◆ RECORD LIST
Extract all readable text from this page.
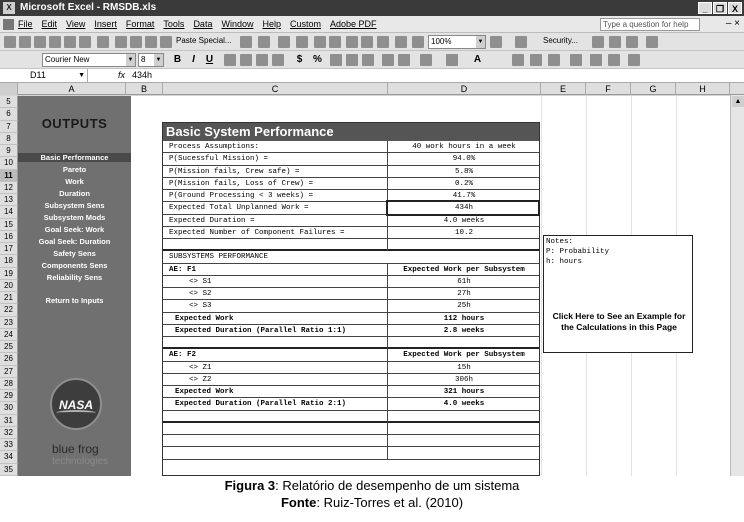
X Microsoft Excel - RMSDB.xls	_ ❒ X
File Edit View Insert Format Tools Data Window Help Custom Adobe PDF	Type a question for help	– ×
Paste Special...	100%	▼	Security...
Courier New	▼ 8 ▼ B	I	U	$ %	A
D11	▼	fx 434h
A	B	C	D	E	F	G	H
5
6
7
8
9
10
11
12
13
14
15
16
17
18
19
20
21
22
23
24
25
26
27
28
29
30
31
32
33
34
35
OUTPUTS
Basic Performance
Pareto
Work
Duration
Subsystem Sens
Subsystem Mods
Goal Seek: Work
Goal Seek: Duration
Safety Sens
Components Sens
Reliability Sens
Return to Inputs
NASA
blue frog
technologies
Basic System Performance
Process Assumptions:	40 work hours in a week
P(Sucessful Mission) =	94.0%
P(Mission fails, Crew safe) =	5.8%
P(Mission fails, Loss of Crew) =	0.2%
P(Ground Processing < 3 weeks) =	41.7%
Expected Total Unplanned Work =	434h
Expected Duration =	4.0 weeks
Expected Number of Component Failures =	10.2
SUBSYSTEMS PERFORMANCE
AE: F1	Expected Work per Subsystem
<> S1	61h
<> S2	27h
<> S3	25h
Expected Work	112 hours
Expected Duration (Parallel Ratio 1:1)	2.8 weeks
AE: F2	Expected Work per Subsystem
<> Z1	15h
<> Z2	306h
Expected Work	321 hours
Expected Duration (Parallel Ratio 2:1)	4.0 weeks
Notes:
P: Probability
h: hours
Click Here to See an Example for the Calculations in this Page
▲
Figura 3: Relatório de desempenho de um sistema
Fonte: Ruiz-Torres et al. (2010)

◆ WORK INSTRUCTIONS
Search the entries for the word "Parallel", then gather every line that has it.

◆ TASK RESULT
Expected Duration (Parallel Ratio 1:1)	2.8 weeks
Expected Duration (Parallel Ratio 2:1)	4.0 weeks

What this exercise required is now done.